**Instructions for the task**
Output each entry that follows exactly. Images stay out.

**Dataset rows**
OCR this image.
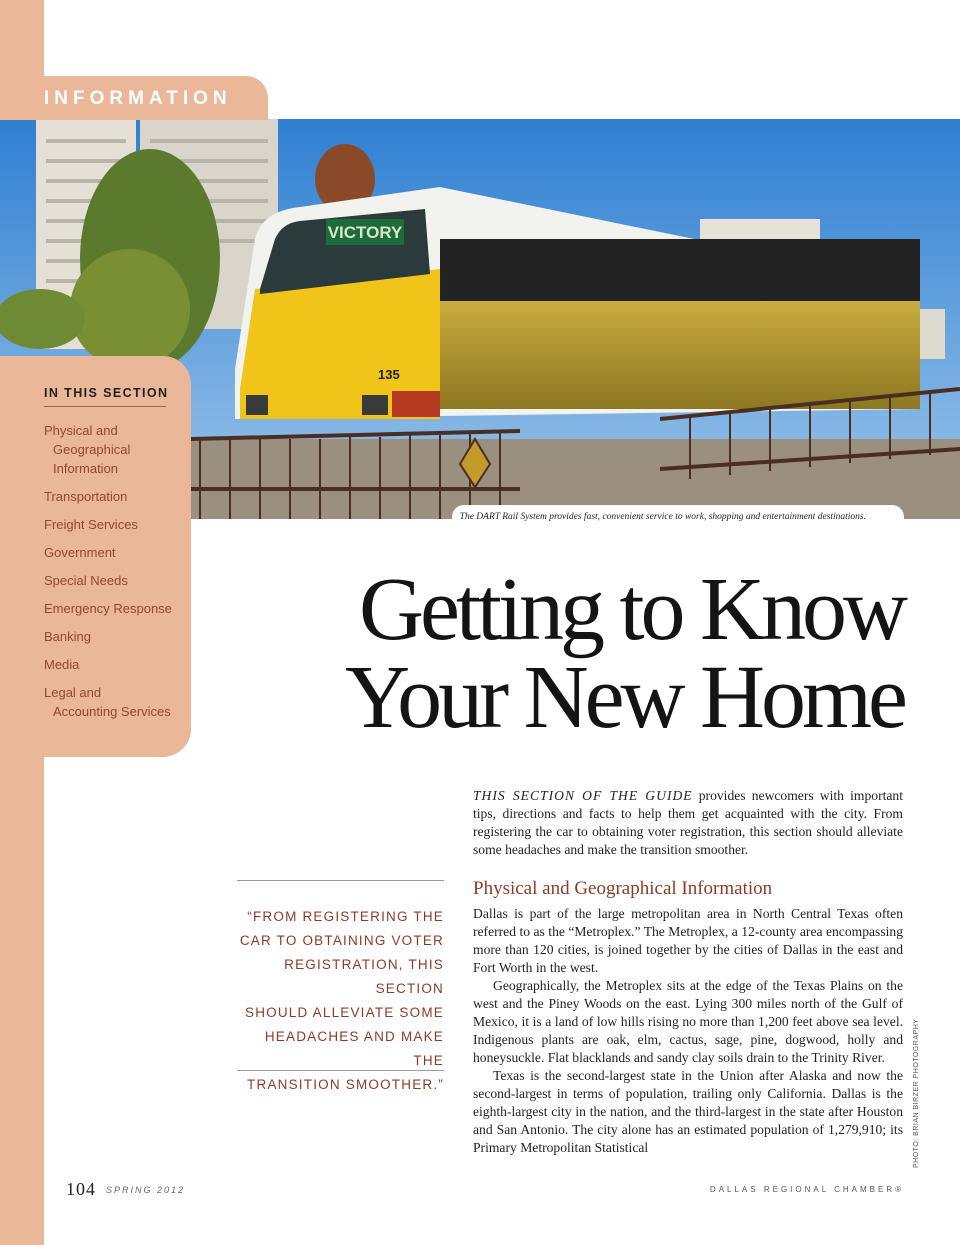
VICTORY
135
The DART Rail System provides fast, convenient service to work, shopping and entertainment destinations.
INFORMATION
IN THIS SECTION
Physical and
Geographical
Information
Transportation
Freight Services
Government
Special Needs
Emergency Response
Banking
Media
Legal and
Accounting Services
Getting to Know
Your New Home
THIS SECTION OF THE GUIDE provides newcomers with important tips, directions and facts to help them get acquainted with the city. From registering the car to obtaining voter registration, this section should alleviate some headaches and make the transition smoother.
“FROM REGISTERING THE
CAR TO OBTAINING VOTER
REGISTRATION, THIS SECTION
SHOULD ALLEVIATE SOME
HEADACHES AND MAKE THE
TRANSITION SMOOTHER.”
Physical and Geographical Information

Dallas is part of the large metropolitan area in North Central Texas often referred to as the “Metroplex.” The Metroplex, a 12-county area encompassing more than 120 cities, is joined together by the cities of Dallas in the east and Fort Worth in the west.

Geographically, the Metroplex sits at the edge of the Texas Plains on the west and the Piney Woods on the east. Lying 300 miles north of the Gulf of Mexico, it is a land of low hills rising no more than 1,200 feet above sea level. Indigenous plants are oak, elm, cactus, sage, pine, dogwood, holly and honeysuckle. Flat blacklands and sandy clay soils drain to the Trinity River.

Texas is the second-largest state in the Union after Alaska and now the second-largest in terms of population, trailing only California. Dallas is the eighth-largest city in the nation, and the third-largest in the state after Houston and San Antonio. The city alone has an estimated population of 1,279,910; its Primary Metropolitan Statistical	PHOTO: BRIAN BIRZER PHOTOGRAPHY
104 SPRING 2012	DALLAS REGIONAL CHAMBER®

**Answer for the task**
OCR this image.
VICTORY
135
The DART Rail System provides fast, convenient service to work, shopping and entertainment destinations.
INFORMATION
IN THIS SECTION
Physical and
Geographical
Information
Transportation
Freight Services
Government
Special Needs
Emergency Response
Banking
Media
Legal and
Accounting Services
Getting to Know
Your New Home
THIS SECTION OF THE GUIDE provides newcomers with important tips, directions and facts to help them get acquainted with the city. From registering the car to obtaining voter registration, this section should alleviate some headaches and make the transition smoother.
“FROM REGISTERING THE
CAR TO OBTAINING VOTER
REGISTRATION, THIS SECTION
SHOULD ALLEVIATE SOME
HEADACHES AND MAKE THE
TRANSITION SMOOTHER.”
Physical and Geographical Information

Dallas is part of the large metropolitan area in North Central Texas often referred to as the “Metroplex.” The Metroplex, a 12-county area encompassing more than 120 cities, is joined together by the cities of Dallas in the east and Fort Worth in the west.

Geographically, the Metroplex sits at the edge of the Texas Plains on the west and the Piney Woods on the east. Lying 300 miles north of the Gulf of Mexico, it is a land of low hills rising no more than 1,200 feet above sea level. Indigenous plants are oak, elm, cactus, sage, pine, dogwood, holly and honeysuckle. Flat blacklands and sandy clay soils drain to the Trinity River.

Texas is the second-largest state in the Union after Alaska and now the second-largest in terms of population, trailing only California. Dallas is the eighth-largest city in the nation, and the third-largest in the state after Houston and San Antonio. The city alone has an estimated population of 1,279,910; its Primary Metropolitan Statistical	PHOTO: BRIAN BIRZER PHOTOGRAPHY
104 SPRING 2012	DALLAS REGIONAL CHAMBER®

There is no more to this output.